==== PROVIDED INFORMATION
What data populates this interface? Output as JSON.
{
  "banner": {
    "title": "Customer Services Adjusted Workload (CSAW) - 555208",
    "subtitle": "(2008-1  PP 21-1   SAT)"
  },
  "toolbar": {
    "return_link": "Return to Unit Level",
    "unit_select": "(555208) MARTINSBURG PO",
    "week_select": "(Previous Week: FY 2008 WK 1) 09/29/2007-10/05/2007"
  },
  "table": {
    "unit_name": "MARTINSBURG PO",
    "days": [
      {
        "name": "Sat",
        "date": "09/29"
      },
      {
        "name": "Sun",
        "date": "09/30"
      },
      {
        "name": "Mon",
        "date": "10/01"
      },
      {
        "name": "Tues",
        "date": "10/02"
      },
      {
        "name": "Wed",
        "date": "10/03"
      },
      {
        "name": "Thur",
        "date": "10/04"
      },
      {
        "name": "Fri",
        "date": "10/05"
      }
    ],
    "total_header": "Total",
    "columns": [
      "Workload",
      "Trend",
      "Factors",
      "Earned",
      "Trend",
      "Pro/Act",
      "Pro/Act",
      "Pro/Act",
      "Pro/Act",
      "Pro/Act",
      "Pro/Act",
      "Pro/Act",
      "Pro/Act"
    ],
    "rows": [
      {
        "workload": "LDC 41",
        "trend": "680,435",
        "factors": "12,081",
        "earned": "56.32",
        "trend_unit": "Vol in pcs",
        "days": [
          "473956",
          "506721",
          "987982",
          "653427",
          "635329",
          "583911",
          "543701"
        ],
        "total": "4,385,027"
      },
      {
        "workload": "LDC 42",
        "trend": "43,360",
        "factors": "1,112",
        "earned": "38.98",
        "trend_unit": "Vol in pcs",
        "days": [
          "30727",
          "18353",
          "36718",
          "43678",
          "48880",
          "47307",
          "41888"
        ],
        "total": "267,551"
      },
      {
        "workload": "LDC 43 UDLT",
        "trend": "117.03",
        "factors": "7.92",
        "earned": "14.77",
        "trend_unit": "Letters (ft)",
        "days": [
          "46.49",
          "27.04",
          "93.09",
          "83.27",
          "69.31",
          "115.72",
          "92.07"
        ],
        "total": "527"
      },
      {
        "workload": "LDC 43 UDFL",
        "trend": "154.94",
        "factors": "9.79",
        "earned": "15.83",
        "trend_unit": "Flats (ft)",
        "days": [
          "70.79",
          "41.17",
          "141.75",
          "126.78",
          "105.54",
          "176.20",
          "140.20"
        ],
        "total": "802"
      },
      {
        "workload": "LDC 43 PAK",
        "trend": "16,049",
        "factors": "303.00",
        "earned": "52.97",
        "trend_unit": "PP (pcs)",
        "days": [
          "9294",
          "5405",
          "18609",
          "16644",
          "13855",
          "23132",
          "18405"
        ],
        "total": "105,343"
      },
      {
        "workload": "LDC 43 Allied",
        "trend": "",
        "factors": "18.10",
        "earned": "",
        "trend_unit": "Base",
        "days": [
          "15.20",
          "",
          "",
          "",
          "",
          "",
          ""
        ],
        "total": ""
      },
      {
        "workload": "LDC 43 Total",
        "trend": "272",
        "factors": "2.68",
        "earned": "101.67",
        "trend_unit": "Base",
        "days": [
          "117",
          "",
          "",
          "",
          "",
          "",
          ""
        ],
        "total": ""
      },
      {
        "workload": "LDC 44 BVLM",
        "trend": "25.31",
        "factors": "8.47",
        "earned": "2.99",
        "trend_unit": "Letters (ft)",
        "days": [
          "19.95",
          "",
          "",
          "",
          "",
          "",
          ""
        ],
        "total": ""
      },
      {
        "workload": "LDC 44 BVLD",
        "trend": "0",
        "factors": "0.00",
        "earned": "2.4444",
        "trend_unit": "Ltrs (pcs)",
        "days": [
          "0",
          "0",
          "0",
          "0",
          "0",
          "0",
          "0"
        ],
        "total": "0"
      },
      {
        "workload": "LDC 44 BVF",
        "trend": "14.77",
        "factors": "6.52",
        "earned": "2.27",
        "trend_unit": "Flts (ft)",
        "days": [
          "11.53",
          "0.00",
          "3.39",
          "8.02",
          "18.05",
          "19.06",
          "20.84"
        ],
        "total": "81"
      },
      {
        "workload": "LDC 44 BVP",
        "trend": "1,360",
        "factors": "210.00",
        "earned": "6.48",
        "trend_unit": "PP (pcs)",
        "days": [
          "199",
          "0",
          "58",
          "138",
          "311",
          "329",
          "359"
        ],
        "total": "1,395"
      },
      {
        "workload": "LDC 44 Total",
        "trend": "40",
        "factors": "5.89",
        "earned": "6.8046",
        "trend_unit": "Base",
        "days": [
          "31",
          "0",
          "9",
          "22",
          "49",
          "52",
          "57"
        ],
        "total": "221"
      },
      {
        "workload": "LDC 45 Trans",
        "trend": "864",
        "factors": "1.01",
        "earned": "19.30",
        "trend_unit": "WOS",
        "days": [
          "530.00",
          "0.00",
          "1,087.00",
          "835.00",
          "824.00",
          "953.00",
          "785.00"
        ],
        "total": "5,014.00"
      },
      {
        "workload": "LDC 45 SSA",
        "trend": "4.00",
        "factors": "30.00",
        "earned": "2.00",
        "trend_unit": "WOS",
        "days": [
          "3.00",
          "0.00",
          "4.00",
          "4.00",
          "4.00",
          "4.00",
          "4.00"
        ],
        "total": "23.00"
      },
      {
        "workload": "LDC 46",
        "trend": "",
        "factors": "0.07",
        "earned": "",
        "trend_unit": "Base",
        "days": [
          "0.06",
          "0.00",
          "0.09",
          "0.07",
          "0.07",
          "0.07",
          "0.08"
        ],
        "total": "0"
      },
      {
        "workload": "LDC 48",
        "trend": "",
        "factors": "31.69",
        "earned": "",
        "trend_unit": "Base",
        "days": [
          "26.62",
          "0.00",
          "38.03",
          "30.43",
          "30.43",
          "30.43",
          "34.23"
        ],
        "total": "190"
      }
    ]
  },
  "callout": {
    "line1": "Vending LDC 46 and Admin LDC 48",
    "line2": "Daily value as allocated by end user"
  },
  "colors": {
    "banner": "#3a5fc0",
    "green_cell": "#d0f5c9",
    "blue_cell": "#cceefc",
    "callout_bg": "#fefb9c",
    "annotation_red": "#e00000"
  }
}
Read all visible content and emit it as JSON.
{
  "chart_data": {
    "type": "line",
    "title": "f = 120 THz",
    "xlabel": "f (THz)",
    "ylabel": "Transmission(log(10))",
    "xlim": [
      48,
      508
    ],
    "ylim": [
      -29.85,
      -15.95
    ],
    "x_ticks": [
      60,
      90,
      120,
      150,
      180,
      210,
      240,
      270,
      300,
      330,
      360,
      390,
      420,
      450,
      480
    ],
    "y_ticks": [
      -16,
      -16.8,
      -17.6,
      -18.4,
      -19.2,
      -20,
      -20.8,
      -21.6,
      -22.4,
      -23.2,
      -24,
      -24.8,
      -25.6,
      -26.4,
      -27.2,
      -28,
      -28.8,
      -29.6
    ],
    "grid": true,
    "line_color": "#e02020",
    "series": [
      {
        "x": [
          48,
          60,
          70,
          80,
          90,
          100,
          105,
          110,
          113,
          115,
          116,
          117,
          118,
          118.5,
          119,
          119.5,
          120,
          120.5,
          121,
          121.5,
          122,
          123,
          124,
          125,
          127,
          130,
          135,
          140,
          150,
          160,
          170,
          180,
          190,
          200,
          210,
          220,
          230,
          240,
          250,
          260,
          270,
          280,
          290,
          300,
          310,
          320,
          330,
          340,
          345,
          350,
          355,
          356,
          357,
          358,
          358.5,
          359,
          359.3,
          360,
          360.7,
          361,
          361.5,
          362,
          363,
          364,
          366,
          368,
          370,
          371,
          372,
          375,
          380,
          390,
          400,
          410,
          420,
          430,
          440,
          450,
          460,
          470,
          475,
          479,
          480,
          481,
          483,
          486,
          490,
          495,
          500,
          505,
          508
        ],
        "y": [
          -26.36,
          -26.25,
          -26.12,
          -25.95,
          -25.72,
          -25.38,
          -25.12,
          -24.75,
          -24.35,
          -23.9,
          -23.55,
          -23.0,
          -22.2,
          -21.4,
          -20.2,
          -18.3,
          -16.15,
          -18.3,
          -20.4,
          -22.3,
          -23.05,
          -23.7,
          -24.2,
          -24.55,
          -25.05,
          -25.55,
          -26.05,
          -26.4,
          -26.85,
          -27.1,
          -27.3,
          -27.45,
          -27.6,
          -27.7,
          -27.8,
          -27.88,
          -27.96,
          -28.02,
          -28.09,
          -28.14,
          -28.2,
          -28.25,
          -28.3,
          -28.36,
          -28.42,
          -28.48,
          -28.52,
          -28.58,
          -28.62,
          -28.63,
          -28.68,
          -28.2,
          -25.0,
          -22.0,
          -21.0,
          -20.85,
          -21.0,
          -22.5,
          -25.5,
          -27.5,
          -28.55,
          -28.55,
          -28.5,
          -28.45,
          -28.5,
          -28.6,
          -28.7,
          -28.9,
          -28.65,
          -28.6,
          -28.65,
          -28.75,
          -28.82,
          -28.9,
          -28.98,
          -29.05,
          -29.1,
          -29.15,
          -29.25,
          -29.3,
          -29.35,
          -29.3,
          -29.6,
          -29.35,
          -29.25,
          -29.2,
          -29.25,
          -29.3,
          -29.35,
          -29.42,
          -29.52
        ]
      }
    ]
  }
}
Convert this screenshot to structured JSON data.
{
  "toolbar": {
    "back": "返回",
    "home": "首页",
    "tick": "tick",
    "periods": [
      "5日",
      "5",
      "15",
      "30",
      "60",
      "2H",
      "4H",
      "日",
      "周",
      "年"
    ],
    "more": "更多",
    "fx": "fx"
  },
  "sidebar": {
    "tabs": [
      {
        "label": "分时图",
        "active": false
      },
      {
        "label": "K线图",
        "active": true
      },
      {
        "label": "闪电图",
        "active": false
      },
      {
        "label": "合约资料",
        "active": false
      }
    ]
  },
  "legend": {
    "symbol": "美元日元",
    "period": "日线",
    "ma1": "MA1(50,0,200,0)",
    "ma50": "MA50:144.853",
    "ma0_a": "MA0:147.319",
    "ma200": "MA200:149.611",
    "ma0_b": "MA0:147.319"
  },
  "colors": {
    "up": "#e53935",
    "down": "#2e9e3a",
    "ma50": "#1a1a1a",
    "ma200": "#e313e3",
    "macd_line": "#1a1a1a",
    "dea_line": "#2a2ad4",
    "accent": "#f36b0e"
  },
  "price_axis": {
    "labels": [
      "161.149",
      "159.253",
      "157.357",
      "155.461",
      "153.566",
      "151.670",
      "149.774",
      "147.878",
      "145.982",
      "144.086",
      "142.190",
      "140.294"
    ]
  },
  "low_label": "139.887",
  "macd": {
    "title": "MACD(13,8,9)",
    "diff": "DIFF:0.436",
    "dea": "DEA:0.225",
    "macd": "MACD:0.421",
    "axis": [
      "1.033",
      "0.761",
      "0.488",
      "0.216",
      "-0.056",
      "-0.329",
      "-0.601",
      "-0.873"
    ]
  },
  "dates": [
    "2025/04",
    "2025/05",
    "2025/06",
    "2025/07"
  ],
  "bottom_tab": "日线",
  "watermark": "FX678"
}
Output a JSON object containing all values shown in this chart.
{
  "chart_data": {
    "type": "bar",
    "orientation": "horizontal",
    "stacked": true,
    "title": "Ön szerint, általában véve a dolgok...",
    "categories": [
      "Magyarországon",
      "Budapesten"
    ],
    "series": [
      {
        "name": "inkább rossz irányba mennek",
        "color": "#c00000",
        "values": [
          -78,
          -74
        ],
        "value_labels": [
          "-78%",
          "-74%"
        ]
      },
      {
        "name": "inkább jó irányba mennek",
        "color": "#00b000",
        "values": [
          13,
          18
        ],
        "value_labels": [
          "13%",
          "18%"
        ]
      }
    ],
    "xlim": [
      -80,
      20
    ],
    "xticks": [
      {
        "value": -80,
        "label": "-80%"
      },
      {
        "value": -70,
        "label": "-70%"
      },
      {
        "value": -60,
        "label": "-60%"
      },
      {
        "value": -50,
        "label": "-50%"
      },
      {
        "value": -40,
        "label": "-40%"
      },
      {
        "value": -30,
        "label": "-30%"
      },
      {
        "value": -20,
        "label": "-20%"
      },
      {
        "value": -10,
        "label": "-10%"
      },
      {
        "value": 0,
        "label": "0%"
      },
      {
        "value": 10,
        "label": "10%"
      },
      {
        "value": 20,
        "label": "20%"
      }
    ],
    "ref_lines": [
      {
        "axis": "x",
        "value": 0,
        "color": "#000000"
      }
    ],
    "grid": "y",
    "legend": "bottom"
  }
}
========
BRIEF: Only lines that contain the word "Output" are wanted; copy each of them.

EXPECTED ANSWER:
What data populates this interface? Output as JSON.
Output a JSON object containing all values shown in this chart.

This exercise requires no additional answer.